> _Work to be completed_
All entries must be extracted exactly, with nothing added or dropped.

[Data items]
- - - - - - -

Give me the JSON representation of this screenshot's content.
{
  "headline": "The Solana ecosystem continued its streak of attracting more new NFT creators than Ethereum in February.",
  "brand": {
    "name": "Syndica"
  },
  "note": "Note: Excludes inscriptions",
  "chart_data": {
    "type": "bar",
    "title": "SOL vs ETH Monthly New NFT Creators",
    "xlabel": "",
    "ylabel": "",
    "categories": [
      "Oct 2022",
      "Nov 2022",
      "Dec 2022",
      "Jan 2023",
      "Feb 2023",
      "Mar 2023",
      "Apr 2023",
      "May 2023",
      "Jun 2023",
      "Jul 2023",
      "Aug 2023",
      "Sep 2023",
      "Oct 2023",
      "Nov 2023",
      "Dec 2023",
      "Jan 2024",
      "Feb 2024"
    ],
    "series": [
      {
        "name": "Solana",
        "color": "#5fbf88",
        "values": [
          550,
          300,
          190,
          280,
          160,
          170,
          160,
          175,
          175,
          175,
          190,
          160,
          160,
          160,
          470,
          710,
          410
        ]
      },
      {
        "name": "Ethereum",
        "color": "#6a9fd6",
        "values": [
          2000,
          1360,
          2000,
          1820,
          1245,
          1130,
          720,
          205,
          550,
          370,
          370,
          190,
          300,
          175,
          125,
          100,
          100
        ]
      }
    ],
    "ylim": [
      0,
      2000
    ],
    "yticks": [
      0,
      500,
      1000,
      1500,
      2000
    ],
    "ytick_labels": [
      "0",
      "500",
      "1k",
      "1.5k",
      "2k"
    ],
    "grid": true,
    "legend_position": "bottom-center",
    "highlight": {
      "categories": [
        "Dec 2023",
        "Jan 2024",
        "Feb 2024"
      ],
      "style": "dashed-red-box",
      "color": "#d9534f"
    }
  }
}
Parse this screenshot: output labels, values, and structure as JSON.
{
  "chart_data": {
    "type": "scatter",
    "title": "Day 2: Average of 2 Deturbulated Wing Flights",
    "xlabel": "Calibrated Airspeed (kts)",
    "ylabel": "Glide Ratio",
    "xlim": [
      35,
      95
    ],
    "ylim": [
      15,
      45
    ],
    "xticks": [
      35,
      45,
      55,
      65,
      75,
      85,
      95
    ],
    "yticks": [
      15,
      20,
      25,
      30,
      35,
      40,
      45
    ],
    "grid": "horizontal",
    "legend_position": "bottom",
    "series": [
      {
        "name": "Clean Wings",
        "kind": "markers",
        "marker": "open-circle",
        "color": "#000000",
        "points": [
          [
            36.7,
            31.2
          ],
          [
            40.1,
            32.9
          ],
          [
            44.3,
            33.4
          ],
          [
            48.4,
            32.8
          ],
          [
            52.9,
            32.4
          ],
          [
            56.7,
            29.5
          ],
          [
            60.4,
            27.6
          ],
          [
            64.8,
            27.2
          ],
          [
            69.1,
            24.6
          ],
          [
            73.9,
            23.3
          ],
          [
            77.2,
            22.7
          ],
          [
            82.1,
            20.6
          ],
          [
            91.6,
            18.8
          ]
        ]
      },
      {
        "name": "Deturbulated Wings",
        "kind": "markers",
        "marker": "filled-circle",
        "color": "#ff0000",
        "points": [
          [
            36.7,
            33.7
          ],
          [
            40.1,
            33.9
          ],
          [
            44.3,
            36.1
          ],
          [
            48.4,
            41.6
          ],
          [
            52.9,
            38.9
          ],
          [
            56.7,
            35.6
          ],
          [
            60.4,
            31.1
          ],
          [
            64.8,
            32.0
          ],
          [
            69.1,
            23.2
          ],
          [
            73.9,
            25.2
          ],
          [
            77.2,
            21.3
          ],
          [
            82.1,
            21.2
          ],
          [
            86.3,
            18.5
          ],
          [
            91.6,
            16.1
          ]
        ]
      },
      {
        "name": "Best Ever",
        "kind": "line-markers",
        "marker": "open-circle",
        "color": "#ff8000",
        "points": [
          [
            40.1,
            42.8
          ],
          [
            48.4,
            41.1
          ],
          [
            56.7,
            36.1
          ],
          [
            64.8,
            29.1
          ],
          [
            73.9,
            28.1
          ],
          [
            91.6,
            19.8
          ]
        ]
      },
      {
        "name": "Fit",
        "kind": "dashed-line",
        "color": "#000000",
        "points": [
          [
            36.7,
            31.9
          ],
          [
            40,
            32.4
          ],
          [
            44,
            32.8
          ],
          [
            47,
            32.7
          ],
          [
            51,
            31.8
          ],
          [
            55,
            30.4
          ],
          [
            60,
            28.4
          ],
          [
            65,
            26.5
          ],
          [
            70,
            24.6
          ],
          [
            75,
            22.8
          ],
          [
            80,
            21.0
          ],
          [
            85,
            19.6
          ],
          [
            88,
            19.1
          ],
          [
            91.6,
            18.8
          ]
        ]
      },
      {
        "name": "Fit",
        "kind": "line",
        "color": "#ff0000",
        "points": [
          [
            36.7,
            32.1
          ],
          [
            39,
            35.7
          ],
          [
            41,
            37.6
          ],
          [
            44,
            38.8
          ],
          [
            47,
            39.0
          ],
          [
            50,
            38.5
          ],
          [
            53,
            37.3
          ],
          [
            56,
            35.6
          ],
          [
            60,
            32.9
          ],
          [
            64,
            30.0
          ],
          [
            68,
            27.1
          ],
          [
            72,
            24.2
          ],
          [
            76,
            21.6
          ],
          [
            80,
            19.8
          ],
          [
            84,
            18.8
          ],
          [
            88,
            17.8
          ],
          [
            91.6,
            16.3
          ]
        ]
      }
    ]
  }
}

- - - - - - -

> _Result for this exercise_
Give me the JSON representation of this screenshot's content.
{
  "headline": "The Solana ecosystem continued its streak of attracting more new NFT creators than Ethereum in February.",
  "brand": {
    "name": "Syndica"
  },
  "note": "Note: Excludes inscriptions",
  "chart_data": {
    "type": "bar",
    "title": "SOL vs ETH Monthly New NFT Creators",
    "xlabel": "",
    "ylabel": "",
    "categories": [
      "Oct 2022",
      "Nov 2022",
      "Dec 2022",
      "Jan 2023",
      "Feb 2023",
      "Mar 2023",
      "Apr 2023",
      "May 2023",
      "Jun 2023",
      "Jul 2023",
      "Aug 2023",
      "Sep 2023",
      "Oct 2023",
      "Nov 2023",
      "Dec 2023",
      "Jan 2024",
      "Feb 2024"
    ],
    "series": [
      {
        "name": "Solana",
        "color": "#5fbf88",
        "values": [
          550,
          300,
          190,
          280,
          160,
          170,
          160,
          175,
          175,
          175,
          190,
          160,
          160,
          160,
          470,
          710,
          410
        ]
      },
      {
        "name": "Ethereum",
        "color": "#6a9fd6",
        "values": [
          2000,
          1360,
          2000,
          1820,
          1245,
          1130,
          720,
          205,
          550,
          370,
          370,
          190,
          300,
          175,
          125,
          100,
          100
        ]
      }
    ],
    "ylim": [
      0,
      2000
    ],
    "yticks": [
      0,
      500,
      1000,
      1500,
      2000
    ],
    "ytick_labels": [
      "0",
      "500",
      "1k",
      "1.5k",
      "2k"
    ],
    "grid": true,
    "legend_position": "bottom-center",
    "highlight": {
      "categories": [
        "Dec 2023",
        "Jan 2024",
        "Feb 2024"
      ],
      "style": "dashed-red-box",
      "color": "#d9534f"
    }
  }
}
Parse this screenshot: output labels, values, and structure as JSON.
{
  "chart_data": {
    "type": "scatter",
    "title": "Day 2: Average of 2 Deturbulated Wing Flights",
    "xlabel": "Calibrated Airspeed (kts)",
    "ylabel": "Glide Ratio",
    "xlim": [
      35,
      95
    ],
    "ylim": [
      15,
      45
    ],
    "xticks": [
      35,
      45,
      55,
      65,
      75,
      85,
      95
    ],
    "yticks": [
      15,
      20,
      25,
      30,
      35,
      40,
      45
    ],
    "grid": "horizontal",
    "legend_position": "bottom",
    "series": [
      {
        "name": "Clean Wings",
        "kind": "markers",
        "marker": "open-circle",
        "color": "#000000",
        "points": [
          [
            36.7,
            31.2
          ],
          [
            40.1,
            32.9
          ],
          [
            44.3,
            33.4
          ],
          [
            48.4,
            32.8
          ],
          [
            52.9,
            32.4
          ],
          [
            56.7,
            29.5
          ],
          [
            60.4,
            27.6
          ],
          [
            64.8,
            27.2
          ],
          [
            69.1,
            24.6
          ],
          [
            73.9,
            23.3
          ],
          [
            77.2,
            22.7
          ],
          [
            82.1,
            20.6
          ],
          [
            91.6,
            18.8
          ]
        ]
      },
      {
        "name": "Deturbulated Wings",
        "kind": "markers",
        "marker": "filled-circle",
        "color": "#ff0000",
        "points": [
          [
            36.7,
            33.7
          ],
          [
            40.1,
            33.9
          ],
          [
            44.3,
            36.1
          ],
          [
            48.4,
            41.6
          ],
          [
            52.9,
            38.9
          ],
          [
            56.7,
            35.6
          ],
          [
            60.4,
            31.1
          ],
          [
            64.8,
            32.0
          ],
          [
            69.1,
            23.2
          ],
          [
            73.9,
            25.2
          ],
          [
            77.2,
            21.3
          ],
          [
            82.1,
            21.2
          ],
          [
            86.3,
            18.5
          ],
          [
            91.6,
            16.1
          ]
        ]
      },
      {
        "name": "Best Ever",
        "kind": "line-markers",
        "marker": "open-circle",
        "color": "#ff8000",
        "points": [
          [
            40.1,
            42.8
          ],
          [
            48.4,
            41.1
          ],
          [
            56.7,
            36.1
          ],
          [
            64.8,
            29.1
          ],
          [
            73.9,
            28.1
          ],
          [
            91.6,
            19.8
          ]
        ]
      },
      {
        "name": "Fit",
        "kind": "dashed-line",
        "color": "#000000",
        "points": [
          [
            36.7,
            31.9
          ],
          [
            40,
            32.4
          ],
          [
            44,
            32.8
          ],
          [
            47,
            32.7
          ],
          [
            51,
            31.8
          ],
          [
            55,
            30.4
          ],
          [
            60,
            28.4
          ],
          [
            65,
            26.5
          ],
          [
            70,
            24.6
          ],
          [
            75,
            22.8
          ],
          [
            80,
            21.0
          ],
          [
            85,
            19.6
          ],
          [
            88,
            19.1
          ],
          [
            91.6,
            18.8
          ]
        ]
      },
      {
        "name": "Fit",
        "kind": "line",
        "color": "#ff0000",
        "points": [
          [
            36.7,
            32.1
          ],
          [
            39,
            35.7
          ],
          [
            41,
            37.6
          ],
          [
            44,
            38.8
          ],
          [
            47,
            39.0
          ],
          [
            50,
            38.5
          ],
          [
            53,
            37.3
          ],
          [
            56,
            35.6
          ],
          [
            60,
            32.9
          ],
          [
            64,
            30.0
          ],
          [
            68,
            27.1
          ],
          [
            72,
            24.2
          ],
          [
            76,
            21.6
          ],
          [
            80,
            19.8
          ],
          [
            84,
            18.8
          ],
          [
            88,
            17.8
          ],
          [
            91.6,
            16.3
          ]
        ]
      }
    ]
  }
}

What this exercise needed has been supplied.